:: RECORDS FOR THIS TASK
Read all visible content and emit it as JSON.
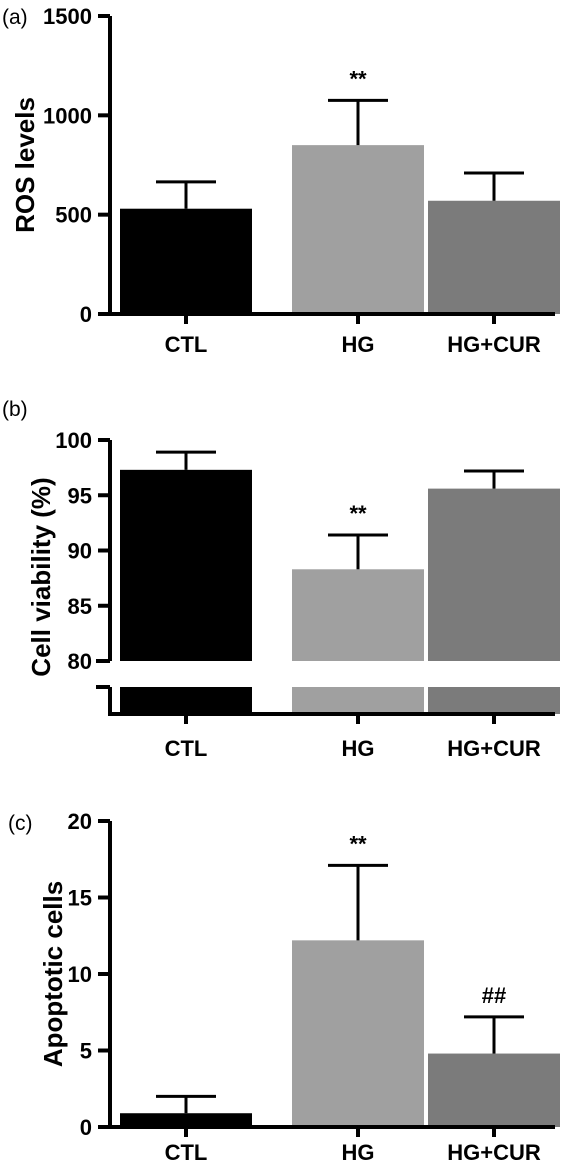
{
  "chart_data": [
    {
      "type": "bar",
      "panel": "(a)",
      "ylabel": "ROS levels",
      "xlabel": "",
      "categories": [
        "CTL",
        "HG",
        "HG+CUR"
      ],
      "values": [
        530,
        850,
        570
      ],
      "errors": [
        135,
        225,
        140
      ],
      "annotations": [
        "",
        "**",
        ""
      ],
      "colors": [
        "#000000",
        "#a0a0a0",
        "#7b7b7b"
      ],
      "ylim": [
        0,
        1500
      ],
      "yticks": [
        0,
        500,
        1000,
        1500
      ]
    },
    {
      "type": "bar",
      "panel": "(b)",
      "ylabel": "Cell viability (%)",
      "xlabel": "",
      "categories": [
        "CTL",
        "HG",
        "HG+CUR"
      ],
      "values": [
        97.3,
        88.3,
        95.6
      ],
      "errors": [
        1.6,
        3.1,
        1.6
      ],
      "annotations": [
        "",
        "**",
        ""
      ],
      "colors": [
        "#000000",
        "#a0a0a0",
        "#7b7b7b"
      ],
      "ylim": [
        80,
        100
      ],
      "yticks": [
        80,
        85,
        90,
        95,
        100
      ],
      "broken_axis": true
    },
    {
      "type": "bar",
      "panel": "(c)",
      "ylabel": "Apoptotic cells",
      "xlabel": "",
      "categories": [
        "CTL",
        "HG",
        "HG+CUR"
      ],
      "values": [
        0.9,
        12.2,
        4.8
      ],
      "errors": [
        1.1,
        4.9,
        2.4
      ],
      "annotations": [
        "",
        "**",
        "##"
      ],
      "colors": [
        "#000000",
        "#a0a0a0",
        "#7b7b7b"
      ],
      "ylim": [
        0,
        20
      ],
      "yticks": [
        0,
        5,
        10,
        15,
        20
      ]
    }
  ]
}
::::
Keep every word of the records and none of the pictures when you print them again.

| REPLY |
Read all visible content and emit it as JSON.
{
  "chart_data": [
    {
      "type": "bar",
      "panel": "(a)",
      "ylabel": "ROS levels",
      "xlabel": "",
      "categories": [
        "CTL",
        "HG",
        "HG+CUR"
      ],
      "values": [
        530,
        850,
        570
      ],
      "errors": [
        135,
        225,
        140
      ],
      "annotations": [
        "",
        "**",
        ""
      ],
      "colors": [
        "#000000",
        "#a0a0a0",
        "#7b7b7b"
      ],
      "ylim": [
        0,
        1500
      ],
      "yticks": [
        0,
        500,
        1000,
        1500
      ]
    },
    {
      "type": "bar",
      "panel": "(b)",
      "ylabel": "Cell viability (%)",
      "xlabel": "",
      "categories": [
        "CTL",
        "HG",
        "HG+CUR"
      ],
      "values": [
        97.3,
        88.3,
        95.6
      ],
      "errors": [
        1.6,
        3.1,
        1.6
      ],
      "annotations": [
        "",
        "**",
        ""
      ],
      "colors": [
        "#000000",
        "#a0a0a0",
        "#7b7b7b"
      ],
      "ylim": [
        80,
        100
      ],
      "yticks": [
        80,
        85,
        90,
        95,
        100
      ],
      "broken_axis": true
    },
    {
      "type": "bar",
      "panel": "(c)",
      "ylabel": "Apoptotic cells",
      "xlabel": "",
      "categories": [
        "CTL",
        "HG",
        "HG+CUR"
      ],
      "values": [
        0.9,
        12.2,
        4.8
      ],
      "errors": [
        1.1,
        4.9,
        2.4
      ],
      "annotations": [
        "",
        "**",
        "##"
      ],
      "colors": [
        "#000000",
        "#a0a0a0",
        "#7b7b7b"
      ],
      "ylim": [
        0,
        20
      ],
      "yticks": [
        0,
        5,
        10,
        15,
        20
      ]
    }
  ]
}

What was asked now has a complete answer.